## Data section

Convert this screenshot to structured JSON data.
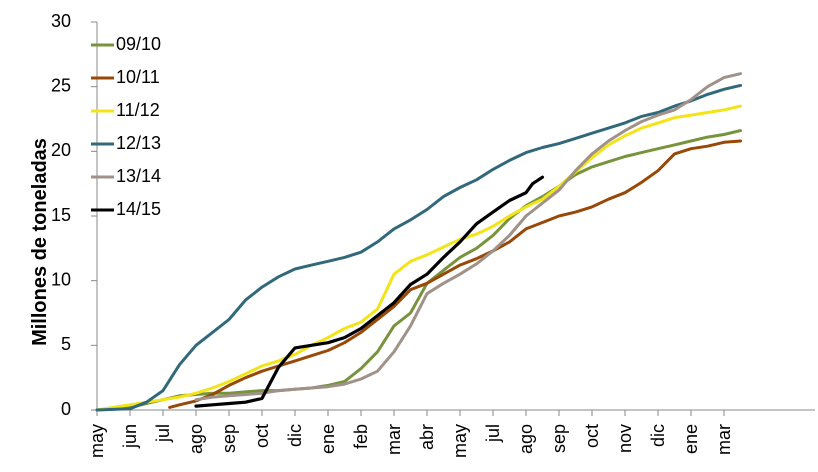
{
  "chart_data": {
    "type": "line",
    "xlabel": "",
    "ylabel": "Millones de toneladas",
    "ylim": [
      0,
      30
    ],
    "yticks": [
      0,
      5,
      10,
      15,
      20,
      25,
      30
    ],
    "categories": [
      "may",
      "jun",
      "jul",
      "ago",
      "sep",
      "oct",
      "dic",
      "ene",
      "feb",
      "mar",
      "abr",
      "may",
      "jul",
      "ago",
      "sep",
      "oct",
      "nov",
      "dic",
      "ene",
      "mar"
    ],
    "legend_position": "top-left",
    "grid": false,
    "series": [
      {
        "name": "09/10",
        "color": "#77933C",
        "points": [
          [
            0,
            0
          ],
          [
            0.5,
            0.1
          ],
          [
            1,
            0.2
          ],
          [
            1.5,
            0.5
          ],
          [
            2,
            0.8
          ],
          [
            2.5,
            1.1
          ],
          [
            3,
            1.2
          ],
          [
            3.5,
            1.3
          ],
          [
            4,
            1.3
          ],
          [
            4.5,
            1.4
          ],
          [
            5,
            1.5
          ],
          [
            5.5,
            1.5
          ],
          [
            6,
            1.6
          ],
          [
            6.5,
            1.7
          ],
          [
            7,
            1.9
          ],
          [
            7.5,
            2.2
          ],
          [
            8,
            3.2
          ],
          [
            8.5,
            4.5
          ],
          [
            9,
            6.5
          ],
          [
            9.5,
            7.5
          ],
          [
            10,
            9.8
          ],
          [
            10.5,
            10.8
          ],
          [
            11,
            11.8
          ],
          [
            11.5,
            12.5
          ],
          [
            12,
            13.5
          ],
          [
            12.5,
            14.8
          ],
          [
            13,
            15.8
          ],
          [
            13.5,
            16.5
          ],
          [
            14,
            17.3
          ],
          [
            14.5,
            18.2
          ],
          [
            15,
            18.8
          ],
          [
            15.5,
            19.2
          ],
          [
            16,
            19.6
          ],
          [
            16.5,
            19.9
          ],
          [
            17,
            20.2
          ],
          [
            17.5,
            20.5
          ],
          [
            18,
            20.8
          ],
          [
            18.5,
            21.1
          ],
          [
            19,
            21.3
          ],
          [
            19.5,
            21.6
          ]
        ]
      },
      {
        "name": "10/11",
        "color": "#984807",
        "points": [
          [
            2.2,
            0.2
          ],
          [
            2.5,
            0.4
          ],
          [
            3,
            0.7
          ],
          [
            3.5,
            1.2
          ],
          [
            4,
            1.9
          ],
          [
            4.5,
            2.5
          ],
          [
            5,
            3.0
          ],
          [
            5.5,
            3.4
          ],
          [
            6,
            3.8
          ],
          [
            6.5,
            4.2
          ],
          [
            7,
            4.6
          ],
          [
            7.5,
            5.2
          ],
          [
            8,
            6.0
          ],
          [
            8.5,
            7.0
          ],
          [
            9,
            8.0
          ],
          [
            9.5,
            9.3
          ],
          [
            10,
            9.8
          ],
          [
            10.5,
            10.5
          ],
          [
            11,
            11.2
          ],
          [
            11.5,
            11.7
          ],
          [
            12,
            12.3
          ],
          [
            12.5,
            13.0
          ],
          [
            13,
            14.0
          ],
          [
            13.5,
            14.5
          ],
          [
            14,
            15.0
          ],
          [
            14.5,
            15.3
          ],
          [
            15,
            15.7
          ],
          [
            15.5,
            16.3
          ],
          [
            16,
            16.8
          ],
          [
            16.5,
            17.6
          ],
          [
            17,
            18.5
          ],
          [
            17.5,
            19.8
          ],
          [
            18,
            20.2
          ],
          [
            18.5,
            20.4
          ],
          [
            19,
            20.7
          ],
          [
            19.5,
            20.8
          ]
        ]
      },
      {
        "name": "11/12",
        "color": "#F2E416",
        "points": [
          [
            0,
            0
          ],
          [
            0.5,
            0.2
          ],
          [
            1,
            0.4
          ],
          [
            1.5,
            0.6
          ],
          [
            2,
            0.8
          ],
          [
            2.5,
            1.0
          ],
          [
            3,
            1.3
          ],
          [
            3.5,
            1.7
          ],
          [
            4,
            2.2
          ],
          [
            4.5,
            2.8
          ],
          [
            5,
            3.4
          ],
          [
            5.5,
            3.8
          ],
          [
            6,
            4.3
          ],
          [
            6.5,
            5.0
          ],
          [
            7,
            5.6
          ],
          [
            7.5,
            6.3
          ],
          [
            8,
            6.8
          ],
          [
            8.5,
            7.8
          ],
          [
            9,
            10.5
          ],
          [
            9.5,
            11.5
          ],
          [
            10,
            12.0
          ],
          [
            10.5,
            12.6
          ],
          [
            11,
            13.2
          ],
          [
            11.5,
            13.6
          ],
          [
            12,
            14.2
          ],
          [
            12.5,
            15.0
          ],
          [
            13,
            15.7
          ],
          [
            13.5,
            16.3
          ],
          [
            14,
            17.3
          ],
          [
            14.5,
            18.4
          ],
          [
            15,
            19.5
          ],
          [
            15.5,
            20.5
          ],
          [
            16,
            21.2
          ],
          [
            16.5,
            21.8
          ],
          [
            17,
            22.2
          ],
          [
            17.5,
            22.6
          ],
          [
            18,
            22.8
          ],
          [
            18.5,
            23.0
          ],
          [
            19,
            23.2
          ],
          [
            19.5,
            23.5
          ]
        ]
      },
      {
        "name": "12/13",
        "color": "#31697A",
        "points": [
          [
            0,
            0
          ],
          [
            0.5,
            0.05
          ],
          [
            1,
            0.1
          ],
          [
            1.5,
            0.6
          ],
          [
            2,
            1.5
          ],
          [
            2.5,
            3.5
          ],
          [
            3,
            5.0
          ],
          [
            3.5,
            6.0
          ],
          [
            4,
            7.0
          ],
          [
            4.5,
            8.5
          ],
          [
            5,
            9.5
          ],
          [
            5.5,
            10.3
          ],
          [
            6,
            10.9
          ],
          [
            6.5,
            11.2
          ],
          [
            7,
            11.5
          ],
          [
            7.5,
            11.8
          ],
          [
            8,
            12.2
          ],
          [
            8.5,
            13.0
          ],
          [
            9,
            14.0
          ],
          [
            9.5,
            14.7
          ],
          [
            10,
            15.5
          ],
          [
            10.5,
            16.5
          ],
          [
            11,
            17.2
          ],
          [
            11.5,
            17.8
          ],
          [
            12,
            18.6
          ],
          [
            12.5,
            19.3
          ],
          [
            13,
            19.9
          ],
          [
            13.5,
            20.3
          ],
          [
            14,
            20.6
          ],
          [
            14.5,
            21.0
          ],
          [
            15,
            21.4
          ],
          [
            15.5,
            21.8
          ],
          [
            16,
            22.2
          ],
          [
            16.5,
            22.7
          ],
          [
            17,
            23.0
          ],
          [
            17.5,
            23.5
          ],
          [
            18,
            23.9
          ],
          [
            18.5,
            24.4
          ],
          [
            19,
            24.8
          ],
          [
            19.5,
            25.1
          ]
        ]
      },
      {
        "name": "13/14",
        "color": "#A09189",
        "points": [
          [
            3,
            0.8
          ],
          [
            3.5,
            1.0
          ],
          [
            4,
            1.1
          ],
          [
            4.5,
            1.2
          ],
          [
            5,
            1.3
          ],
          [
            5.5,
            1.5
          ],
          [
            6,
            1.6
          ],
          [
            6.5,
            1.7
          ],
          [
            7,
            1.8
          ],
          [
            7.5,
            2.0
          ],
          [
            8,
            2.4
          ],
          [
            8.5,
            3.0
          ],
          [
            9,
            4.5
          ],
          [
            9.5,
            6.5
          ],
          [
            10,
            9.0
          ],
          [
            10.5,
            9.8
          ],
          [
            11,
            10.5
          ],
          [
            11.5,
            11.3
          ],
          [
            12,
            12.3
          ],
          [
            12.5,
            13.5
          ],
          [
            13,
            15.0
          ],
          [
            13.5,
            16.0
          ],
          [
            14,
            17.0
          ],
          [
            14.5,
            18.5
          ],
          [
            15,
            19.8
          ],
          [
            15.5,
            20.8
          ],
          [
            16,
            21.6
          ],
          [
            16.5,
            22.3
          ],
          [
            17,
            22.8
          ],
          [
            17.5,
            23.2
          ],
          [
            18,
            24.0
          ],
          [
            18.5,
            25.0
          ],
          [
            19,
            25.7
          ],
          [
            19.5,
            26.0
          ]
        ]
      },
      {
        "name": "14/15",
        "color": "#000000",
        "points": [
          [
            3,
            0.3
          ],
          [
            3.5,
            0.4
          ],
          [
            4,
            0.5
          ],
          [
            4.5,
            0.6
          ],
          [
            5,
            0.9
          ],
          [
            5.5,
            3.3
          ],
          [
            6,
            4.8
          ],
          [
            6.5,
            5.0
          ],
          [
            7,
            5.2
          ],
          [
            7.5,
            5.6
          ],
          [
            8,
            6.3
          ],
          [
            8.5,
            7.3
          ],
          [
            9,
            8.3
          ],
          [
            9.5,
            9.7
          ],
          [
            10,
            10.5
          ],
          [
            10.5,
            11.8
          ],
          [
            11,
            13.0
          ],
          [
            11.5,
            14.4
          ],
          [
            12,
            15.3
          ],
          [
            12.5,
            16.2
          ],
          [
            13,
            16.8
          ],
          [
            13.2,
            17.5
          ],
          [
            13.5,
            18.0
          ]
        ]
      }
    ]
  }
}
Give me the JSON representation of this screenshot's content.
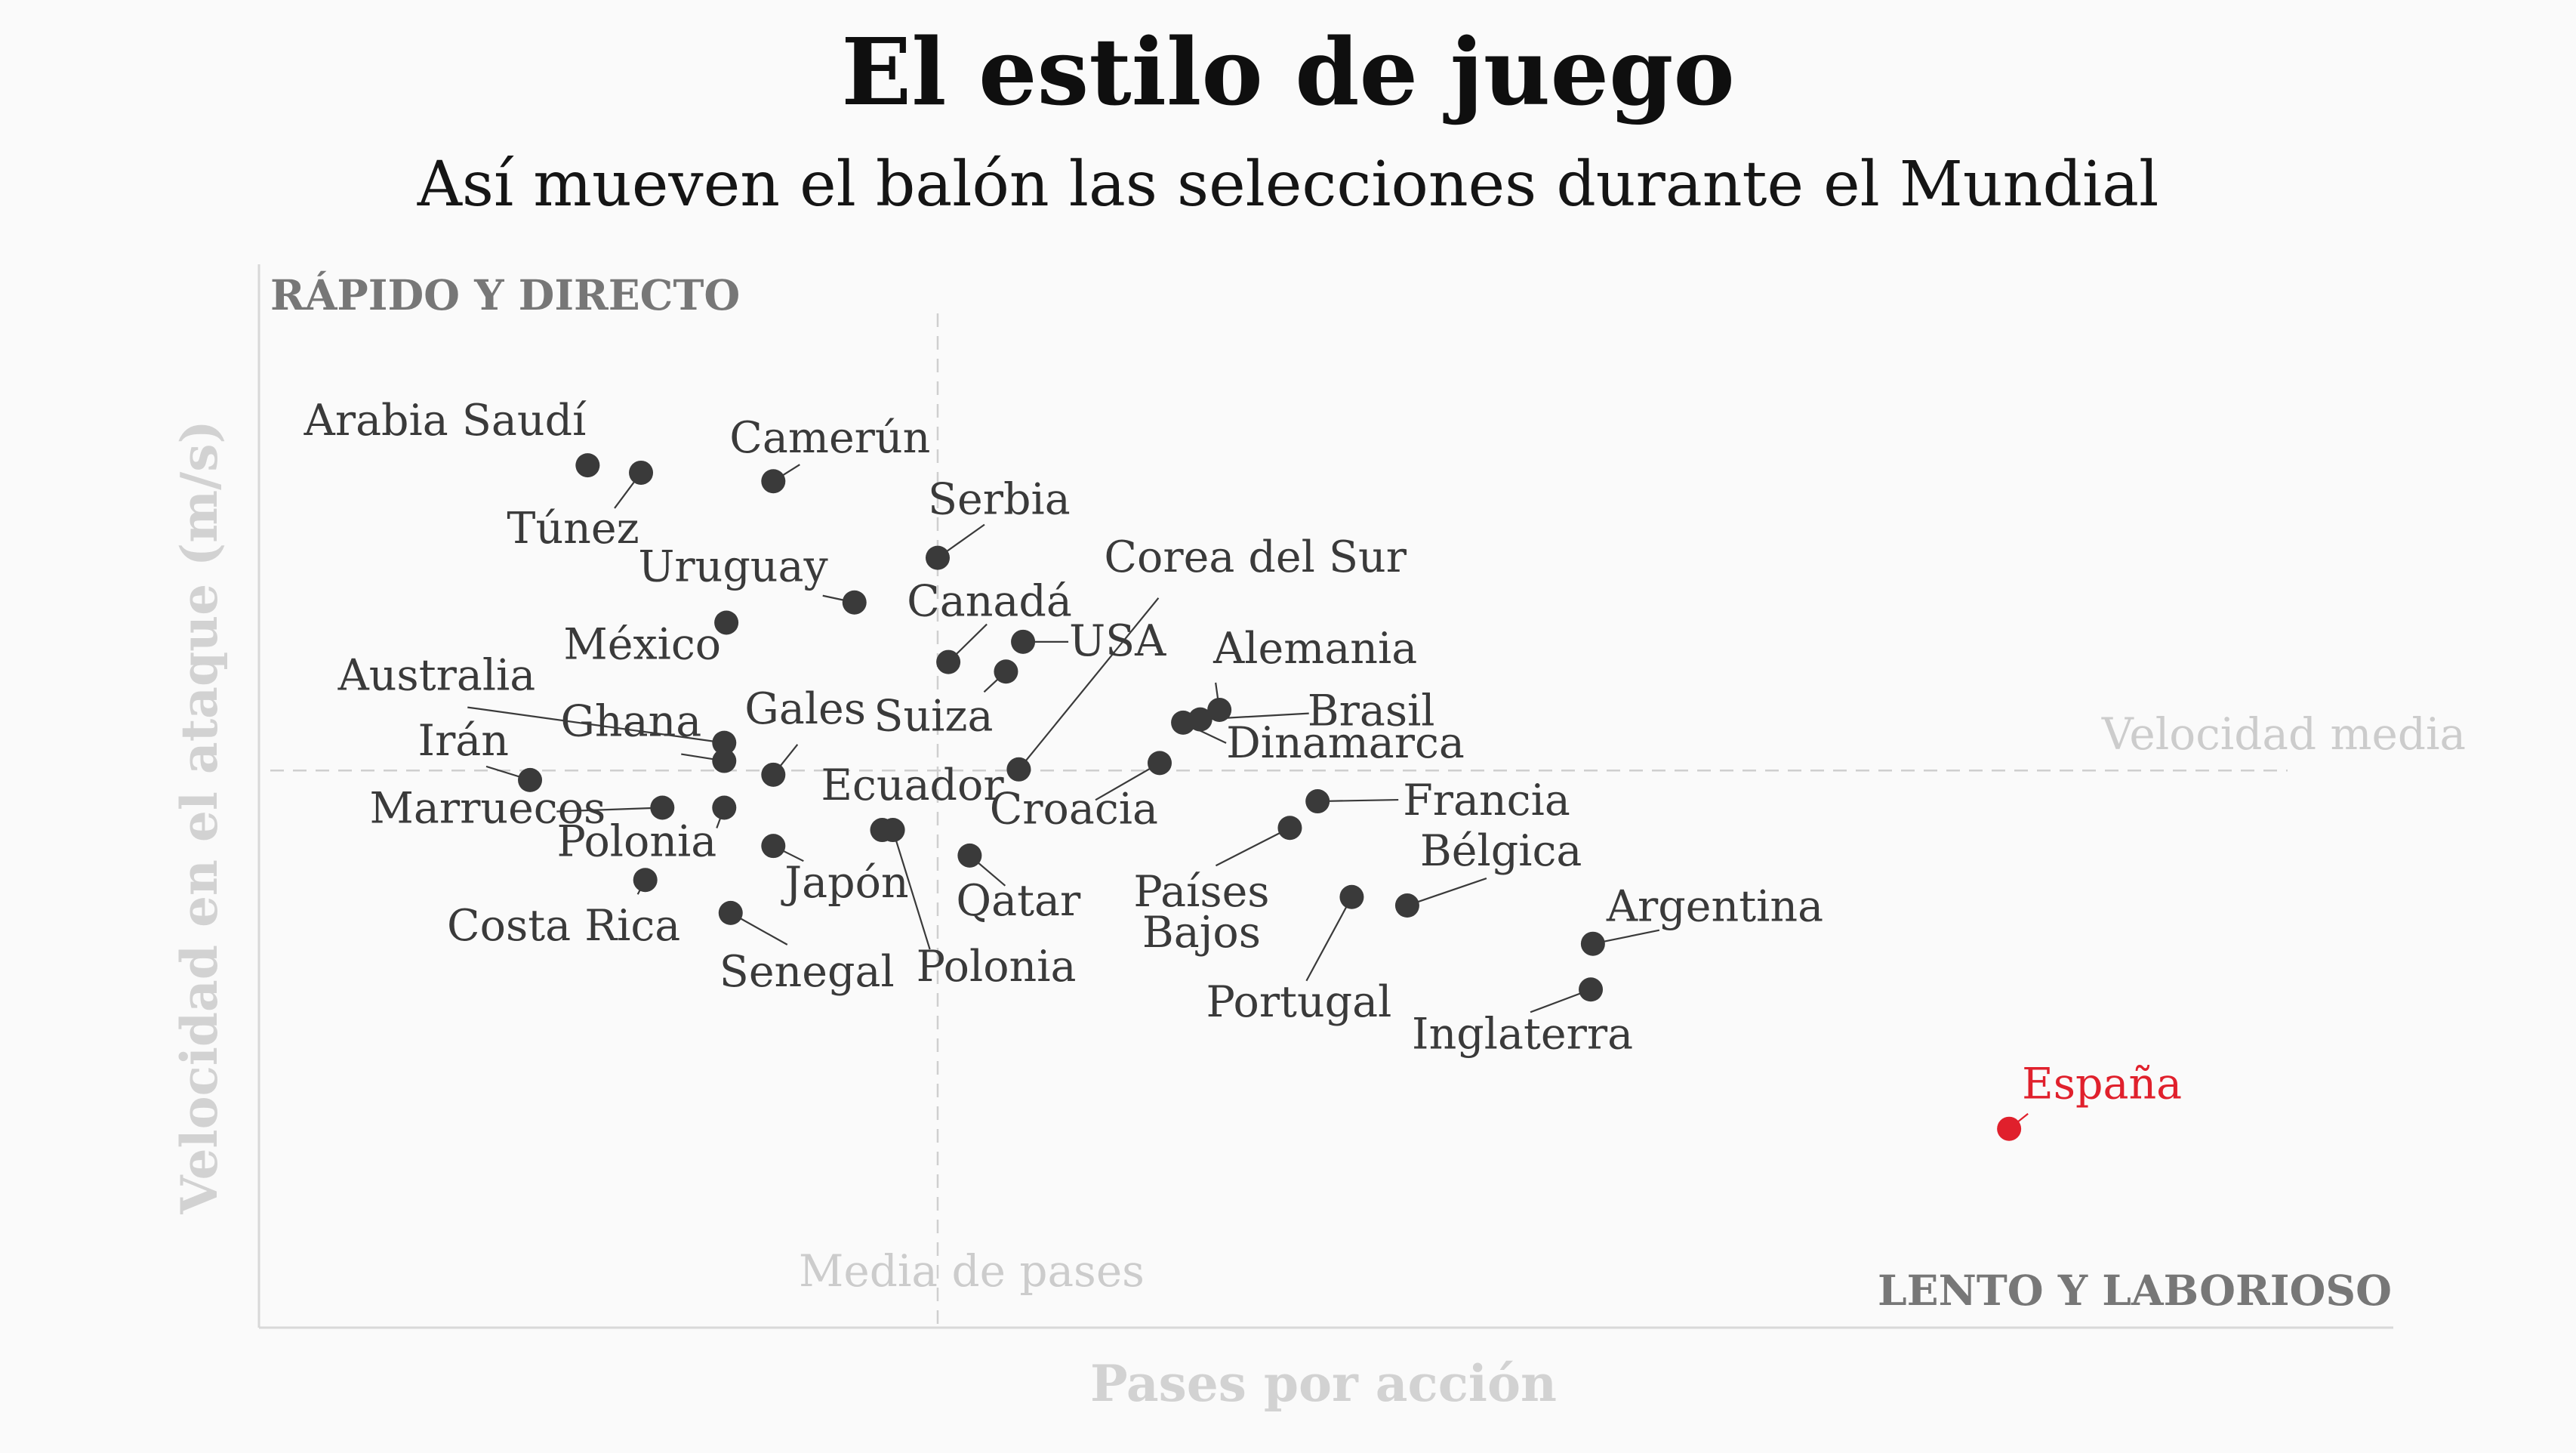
{
  "title": "El estilo de juego",
  "subtitle": "Así mueven el balón las selecciones durante el Mundial",
  "chart_data": {
    "type": "scatter",
    "xlabel": "Pases por acción",
    "ylabel": "Velocidad en el ataque (m/s)",
    "corner_labels": {
      "top_left": "RÁPIDO Y DIRECTO",
      "bottom_right": "LENTO Y LABORIOSO"
    },
    "reference_lines": {
      "x_label": "Media de pases",
      "y_label": "Velocidad media"
    },
    "xlim": [
      0,
      100
    ],
    "ylim": [
      0,
      100
    ],
    "x_mean": 31.8,
    "y_mean": 52.4,
    "grid": false,
    "highlight_color": "#e0202c",
    "point_color": "#3a3a3a",
    "points": [
      {
        "name": "Arabia Saudí",
        "x": 15.4,
        "y": 81.1
      },
      {
        "name": "Túnez",
        "x": 17.9,
        "y": 80.4
      },
      {
        "name": "Camerún",
        "x": 24.1,
        "y": 79.6
      },
      {
        "name": "Serbia",
        "x": 31.8,
        "y": 72.4
      },
      {
        "name": "Uruguay",
        "x": 27.9,
        "y": 68.2
      },
      {
        "name": "México",
        "x": 21.9,
        "y": 66.3
      },
      {
        "name": "USA",
        "x": 35.8,
        "y": 64.5
      },
      {
        "name": "Canadá",
        "x": 32.3,
        "y": 62.6
      },
      {
        "name": "Suiza",
        "x": 35.0,
        "y": 61.7
      },
      {
        "name": "Corea del Sur",
        "x": 35.6,
        "y": 52.5
      },
      {
        "name": "Alemania",
        "x": 45.0,
        "y": 58.1
      },
      {
        "name": "Brasil",
        "x": 44.1,
        "y": 57.2
      },
      {
        "name": "Dinamarca",
        "x": 43.3,
        "y": 56.9
      },
      {
        "name": "Croacia",
        "x": 42.2,
        "y": 53.1
      },
      {
        "name": "Australia",
        "x": 21.8,
        "y": 55.0
      },
      {
        "name": "Ghana",
        "x": 21.8,
        "y": 53.3
      },
      {
        "name": "Gales",
        "x": 24.1,
        "y": 52.0
      },
      {
        "name": "Irán",
        "x": 12.7,
        "y": 51.5
      },
      {
        "name": "Marruecos",
        "x": 18.9,
        "y": 48.9
      },
      {
        "name": "Polonia",
        "x": 21.8,
        "y": 48.9
      },
      {
        "name": "Japón",
        "x": 24.1,
        "y": 45.3
      },
      {
        "name": "Ecuador",
        "x": 29.2,
        "y": 46.8
      },
      {
        "name": "Polonia",
        "x": 29.7,
        "y": 46.8
      },
      {
        "name": "Qatar",
        "x": 33.3,
        "y": 44.4
      },
      {
        "name": "Costa Rica",
        "x": 18.1,
        "y": 42.1
      },
      {
        "name": "Senegal",
        "x": 22.1,
        "y": 39.0
      },
      {
        "name": "Francia",
        "x": 49.6,
        "y": 49.5
      },
      {
        "name": "Países Bajos",
        "x": 48.3,
        "y": 47.0
      },
      {
        "name": "Portugal",
        "x": 51.2,
        "y": 40.5
      },
      {
        "name": "Bélgica",
        "x": 53.8,
        "y": 39.7
      },
      {
        "name": "Argentina",
        "x": 62.5,
        "y": 36.1
      },
      {
        "name": "Inglaterra",
        "x": 62.4,
        "y": 31.8
      },
      {
        "name": "España",
        "x": 82.0,
        "y": 18.7,
        "highlight": true
      }
    ]
  }
}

## Brief
List the lines of the records where "this" occurs.

## Solved problem
Convert this screenshot to structured JSON data.
Give me the JSON representation of this screenshot's content.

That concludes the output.